-- PROBLEM DESCRIPTION --
Gather, from the data below, each line in which the word "name" occurs.

==== AVAILABLE RECORDS ====

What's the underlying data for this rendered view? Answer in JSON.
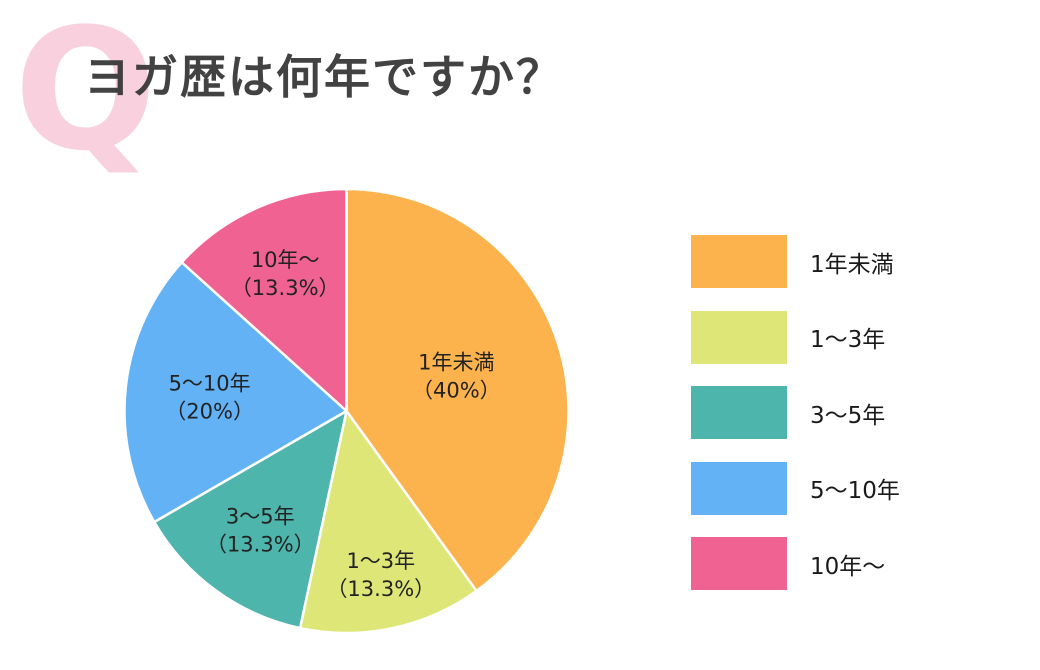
{
  "header": {
    "q_mark": "Q",
    "title": "ヨガ歴は何年ですか？"
  },
  "chart_data": {
    "type": "pie",
    "title": "ヨガ歴は何年ですか？",
    "categories": [
      "1年未満",
      "1〜3年",
      "3〜5年",
      "5〜10年",
      "10年〜"
    ],
    "values": [
      40,
      13.3,
      13.3,
      20,
      13.3
    ],
    "unit": "%",
    "colors": [
      "#fdb34d",
      "#dde676",
      "#4db5ac",
      "#63b2f5",
      "#f06291"
    ],
    "start_angle": "12 o'clock",
    "direction": "clockwise",
    "legend_position": "right",
    "data_labels": [
      {
        "name": "1年未満",
        "pct": "（40%）"
      },
      {
        "name": "1〜3年",
        "pct": "（13.3%）"
      },
      {
        "name": "3〜5年",
        "pct": "（13.3%）"
      },
      {
        "name": "5〜10年",
        "pct": "（20%）"
      },
      {
        "name": "10年〜",
        "pct": "（13.3%）"
      }
    ]
  },
  "legend": {
    "items": [
      {
        "label": "1年未満",
        "color": "#fdb34d"
      },
      {
        "label": "1〜3年",
        "color": "#dde676"
      },
      {
        "label": "3〜5年",
        "color": "#4db5ac"
      },
      {
        "label": "5〜10年",
        "color": "#63b2f5"
      },
      {
        "label": "10年〜",
        "color": "#f06291"
      }
    ]
  }
}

====

-- FULL SOLUTION --
        "name": "1年未満",
        "name": "1〜3年",
        "name": "3〜5年",
        "name": "5〜10年",
        "name": "10年〜",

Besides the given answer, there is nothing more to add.